- **Problem requirements**
Write every line out verbatim and omit the pictures.

- **Figure data in JSON**
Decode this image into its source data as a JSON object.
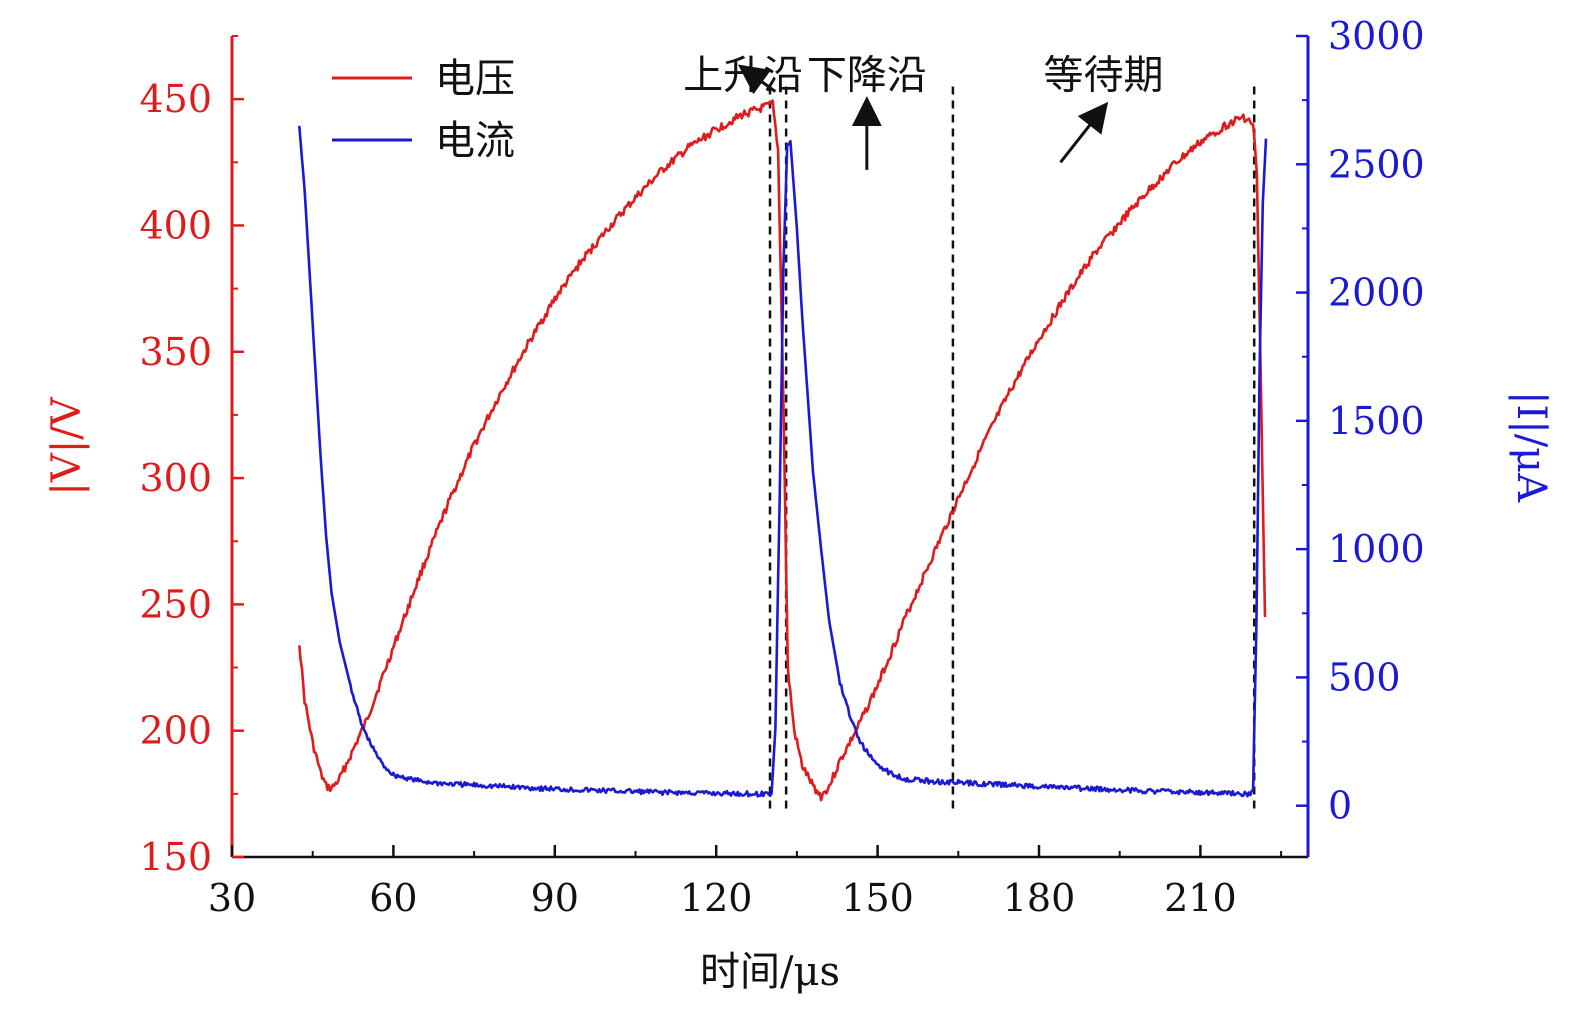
{
  "chart_data": {
    "type": "line",
    "title": "",
    "xlabel": "时间/μs",
    "ylabel_left": "|V|/V",
    "ylabel_right": "|I|/μA",
    "xlim": [
      30,
      230
    ],
    "ylim_left": [
      150,
      475
    ],
    "ylim_right": [
      -200,
      3000
    ],
    "x_ticks": [
      "30",
      "60",
      "90",
      "120",
      "150",
      "180",
      "210"
    ],
    "y_left_ticks": [
      "150",
      "200",
      "250",
      "300",
      "350",
      "400",
      "450"
    ],
    "y_right_ticks": [
      "0",
      "500",
      "1000",
      "1500",
      "2000",
      "2500",
      "3000"
    ],
    "legend": [
      {
        "label": "电压",
        "color": "#e01b1b"
      },
      {
        "label": "电流",
        "color": "#1a1ad6"
      }
    ],
    "series": [
      {
        "name": "电压",
        "axis": "left",
        "color": "#e01b1b",
        "points": [
          [
            42.5,
            235
          ],
          [
            43.5,
            212
          ],
          [
            45,
            195
          ],
          [
            46.5,
            183
          ],
          [
            47.5,
            178
          ],
          [
            48.5,
            177
          ],
          [
            50,
            181
          ],
          [
            52,
            190
          ],
          [
            55,
            204
          ],
          [
            60,
            233
          ],
          [
            65,
            262
          ],
          [
            70,
            289
          ],
          [
            75,
            313
          ],
          [
            80,
            334
          ],
          [
            85,
            353
          ],
          [
            90,
            371
          ],
          [
            95,
            386
          ],
          [
            100,
            399
          ],
          [
            105,
            411
          ],
          [
            110,
            422
          ],
          [
            115,
            431
          ],
          [
            120,
            438
          ],
          [
            125,
            444
          ],
          [
            128,
            446
          ],
          [
            130.5,
            448
          ],
          [
            131.5,
            430
          ],
          [
            132.5,
            330
          ],
          [
            133.3,
            225
          ],
          [
            134.5,
            200
          ],
          [
            136,
            186
          ],
          [
            138,
            178
          ],
          [
            139.5,
            174
          ],
          [
            141,
            178
          ],
          [
            143,
            188
          ],
          [
            146,
            200
          ],
          [
            150,
            218
          ],
          [
            155,
            244
          ],
          [
            160,
            268
          ],
          [
            165,
            292
          ],
          [
            170,
            315
          ],
          [
            175,
            336
          ],
          [
            180,
            355
          ],
          [
            185,
            372
          ],
          [
            190,
            388
          ],
          [
            195,
            401
          ],
          [
            200,
            413
          ],
          [
            205,
            424
          ],
          [
            210,
            433
          ],
          [
            215,
            440
          ],
          [
            218,
            443
          ],
          [
            219.8,
            440
          ],
          [
            220.5,
            420
          ],
          [
            221.3,
            330
          ],
          [
            222,
            245
          ]
        ]
      },
      {
        "name": "电流",
        "axis": "right",
        "color": "#1a1ad6",
        "points": [
          [
            42.5,
            2650
          ],
          [
            43.5,
            2400
          ],
          [
            44.5,
            2050
          ],
          [
            45.5,
            1700
          ],
          [
            46.5,
            1350
          ],
          [
            47.5,
            1050
          ],
          [
            48.5,
            830
          ],
          [
            50,
            640
          ],
          [
            52,
            470
          ],
          [
            54,
            320
          ],
          [
            56,
            230
          ],
          [
            58,
            160
          ],
          [
            60,
            120
          ],
          [
            65,
            95
          ],
          [
            70,
            85
          ],
          [
            80,
            75
          ],
          [
            90,
            65
          ],
          [
            100,
            58
          ],
          [
            110,
            52
          ],
          [
            120,
            48
          ],
          [
            129,
            45
          ],
          [
            130.3,
            48
          ],
          [
            131,
            300
          ],
          [
            131.8,
            1200
          ],
          [
            132.5,
            2100
          ],
          [
            133.2,
            2580
          ],
          [
            133.8,
            2590
          ],
          [
            135,
            2250
          ],
          [
            136,
            1900
          ],
          [
            137,
            1600
          ],
          [
            138,
            1300
          ],
          [
            139.5,
            1000
          ],
          [
            141,
            720
          ],
          [
            143,
            480
          ],
          [
            145,
            340
          ],
          [
            147,
            240
          ],
          [
            149,
            180
          ],
          [
            152,
            130
          ],
          [
            155,
            105
          ],
          [
            160,
            95
          ],
          [
            170,
            85
          ],
          [
            180,
            75
          ],
          [
            190,
            65
          ],
          [
            200,
            58
          ],
          [
            210,
            52
          ],
          [
            219,
            45
          ],
          [
            219.8,
            60
          ],
          [
            220.4,
            700
          ],
          [
            221,
            1700
          ],
          [
            221.6,
            2350
          ],
          [
            222.2,
            2600
          ]
        ]
      }
    ],
    "vlines_x": [
      130,
      133,
      164,
      220
    ],
    "annotations": [
      {
        "text": "上升沿",
        "x": 125,
        "y_left": 459,
        "arrow_from": [
          131,
          453
        ],
        "arrow_to": [
          124.5,
          463
        ]
      },
      {
        "text": "下降沿",
        "x": 148,
        "y_left": 459,
        "arrow_from": [
          148,
          422
        ],
        "arrow_to": [
          148,
          450
        ]
      },
      {
        "text": "等待期",
        "x": 192,
        "y_left": 459,
        "arrow_from": [
          184,
          425
        ],
        "arrow_to": [
          192.5,
          448
        ]
      }
    ]
  }
}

- **Written solution**
Decode this image into its source data as a JSON object.
{
  "chart_data": {
    "type": "line",
    "title": "",
    "xlabel": "时间/μs",
    "ylabel_left": "|V|/V",
    "ylabel_right": "|I|/μA",
    "xlim": [
      30,
      230
    ],
    "ylim_left": [
      150,
      475
    ],
    "ylim_right": [
      -200,
      3000
    ],
    "x_ticks": [
      "30",
      "60",
      "90",
      "120",
      "150",
      "180",
      "210"
    ],
    "y_left_ticks": [
      "150",
      "200",
      "250",
      "300",
      "350",
      "400",
      "450"
    ],
    "y_right_ticks": [
      "0",
      "500",
      "1000",
      "1500",
      "2000",
      "2500",
      "3000"
    ],
    "legend": [
      {
        "label": "电压",
        "color": "#e01b1b"
      },
      {
        "label": "电流",
        "color": "#1a1ad6"
      }
    ],
    "series": [
      {
        "name": "电压",
        "axis": "left",
        "color": "#e01b1b",
        "points": [
          [
            42.5,
            235
          ],
          [
            43.5,
            212
          ],
          [
            45,
            195
          ],
          [
            46.5,
            183
          ],
          [
            47.5,
            178
          ],
          [
            48.5,
            177
          ],
          [
            50,
            181
          ],
          [
            52,
            190
          ],
          [
            55,
            204
          ],
          [
            60,
            233
          ],
          [
            65,
            262
          ],
          [
            70,
            289
          ],
          [
            75,
            313
          ],
          [
            80,
            334
          ],
          [
            85,
            353
          ],
          [
            90,
            371
          ],
          [
            95,
            386
          ],
          [
            100,
            399
          ],
          [
            105,
            411
          ],
          [
            110,
            422
          ],
          [
            115,
            431
          ],
          [
            120,
            438
          ],
          [
            125,
            444
          ],
          [
            128,
            446
          ],
          [
            130.5,
            448
          ],
          [
            131.5,
            430
          ],
          [
            132.5,
            330
          ],
          [
            133.3,
            225
          ],
          [
            134.5,
            200
          ],
          [
            136,
            186
          ],
          [
            138,
            178
          ],
          [
            139.5,
            174
          ],
          [
            141,
            178
          ],
          [
            143,
            188
          ],
          [
            146,
            200
          ],
          [
            150,
            218
          ],
          [
            155,
            244
          ],
          [
            160,
            268
          ],
          [
            165,
            292
          ],
          [
            170,
            315
          ],
          [
            175,
            336
          ],
          [
            180,
            355
          ],
          [
            185,
            372
          ],
          [
            190,
            388
          ],
          [
            195,
            401
          ],
          [
            200,
            413
          ],
          [
            205,
            424
          ],
          [
            210,
            433
          ],
          [
            215,
            440
          ],
          [
            218,
            443
          ],
          [
            219.8,
            440
          ],
          [
            220.5,
            420
          ],
          [
            221.3,
            330
          ],
          [
            222,
            245
          ]
        ]
      },
      {
        "name": "电流",
        "axis": "right",
        "color": "#1a1ad6",
        "points": [
          [
            42.5,
            2650
          ],
          [
            43.5,
            2400
          ],
          [
            44.5,
            2050
          ],
          [
            45.5,
            1700
          ],
          [
            46.5,
            1350
          ],
          [
            47.5,
            1050
          ],
          [
            48.5,
            830
          ],
          [
            50,
            640
          ],
          [
            52,
            470
          ],
          [
            54,
            320
          ],
          [
            56,
            230
          ],
          [
            58,
            160
          ],
          [
            60,
            120
          ],
          [
            65,
            95
          ],
          [
            70,
            85
          ],
          [
            80,
            75
          ],
          [
            90,
            65
          ],
          [
            100,
            58
          ],
          [
            110,
            52
          ],
          [
            120,
            48
          ],
          [
            129,
            45
          ],
          [
            130.3,
            48
          ],
          [
            131,
            300
          ],
          [
            131.8,
            1200
          ],
          [
            132.5,
            2100
          ],
          [
            133.2,
            2580
          ],
          [
            133.8,
            2590
          ],
          [
            135,
            2250
          ],
          [
            136,
            1900
          ],
          [
            137,
            1600
          ],
          [
            138,
            1300
          ],
          [
            139.5,
            1000
          ],
          [
            141,
            720
          ],
          [
            143,
            480
          ],
          [
            145,
            340
          ],
          [
            147,
            240
          ],
          [
            149,
            180
          ],
          [
            152,
            130
          ],
          [
            155,
            105
          ],
          [
            160,
            95
          ],
          [
            170,
            85
          ],
          [
            180,
            75
          ],
          [
            190,
            65
          ],
          [
            200,
            58
          ],
          [
            210,
            52
          ],
          [
            219,
            45
          ],
          [
            219.8,
            60
          ],
          [
            220.4,
            700
          ],
          [
            221,
            1700
          ],
          [
            221.6,
            2350
          ],
          [
            222.2,
            2600
          ]
        ]
      }
    ],
    "vlines_x": [
      130,
      133,
      164,
      220
    ],
    "annotations": [
      {
        "text": "上升沿",
        "x": 125,
        "y_left": 459,
        "arrow_from": [
          131,
          453
        ],
        "arrow_to": [
          124.5,
          463
        ]
      },
      {
        "text": "下降沿",
        "x": 148,
        "y_left": 459,
        "arrow_from": [
          148,
          422
        ],
        "arrow_to": [
          148,
          450
        ]
      },
      {
        "text": "等待期",
        "x": 192,
        "y_left": 459,
        "arrow_from": [
          184,
          425
        ],
        "arrow_to": [
          192.5,
          448
        ]
      }
    ]
  }
}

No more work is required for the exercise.